## start The records

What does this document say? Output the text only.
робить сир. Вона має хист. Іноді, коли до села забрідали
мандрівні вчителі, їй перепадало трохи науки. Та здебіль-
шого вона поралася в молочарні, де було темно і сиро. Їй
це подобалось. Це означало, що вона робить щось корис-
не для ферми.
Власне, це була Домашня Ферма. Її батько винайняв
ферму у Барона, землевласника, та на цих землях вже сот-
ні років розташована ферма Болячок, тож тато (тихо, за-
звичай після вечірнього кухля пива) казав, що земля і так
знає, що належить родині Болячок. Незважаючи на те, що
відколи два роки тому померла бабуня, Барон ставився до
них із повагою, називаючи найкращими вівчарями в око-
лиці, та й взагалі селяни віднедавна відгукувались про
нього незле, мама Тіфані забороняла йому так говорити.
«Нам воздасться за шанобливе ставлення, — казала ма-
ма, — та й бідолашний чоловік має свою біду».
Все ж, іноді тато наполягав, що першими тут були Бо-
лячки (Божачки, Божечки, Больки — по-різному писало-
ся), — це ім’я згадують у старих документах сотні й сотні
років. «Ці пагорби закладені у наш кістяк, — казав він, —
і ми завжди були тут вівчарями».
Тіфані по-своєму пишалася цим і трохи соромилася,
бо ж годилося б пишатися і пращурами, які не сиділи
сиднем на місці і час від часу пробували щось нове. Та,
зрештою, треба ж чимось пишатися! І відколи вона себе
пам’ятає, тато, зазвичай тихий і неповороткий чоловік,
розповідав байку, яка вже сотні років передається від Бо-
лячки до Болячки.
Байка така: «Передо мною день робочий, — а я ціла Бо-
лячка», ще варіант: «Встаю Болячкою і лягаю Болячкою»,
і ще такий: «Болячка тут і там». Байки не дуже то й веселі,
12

## end The records

Objective: Gather each line holding the string "робить".

Result:
робить сир. Вона має хист. Іноді, коли до села забрідали
це подобалось. Це означало, що вона робить щось корис-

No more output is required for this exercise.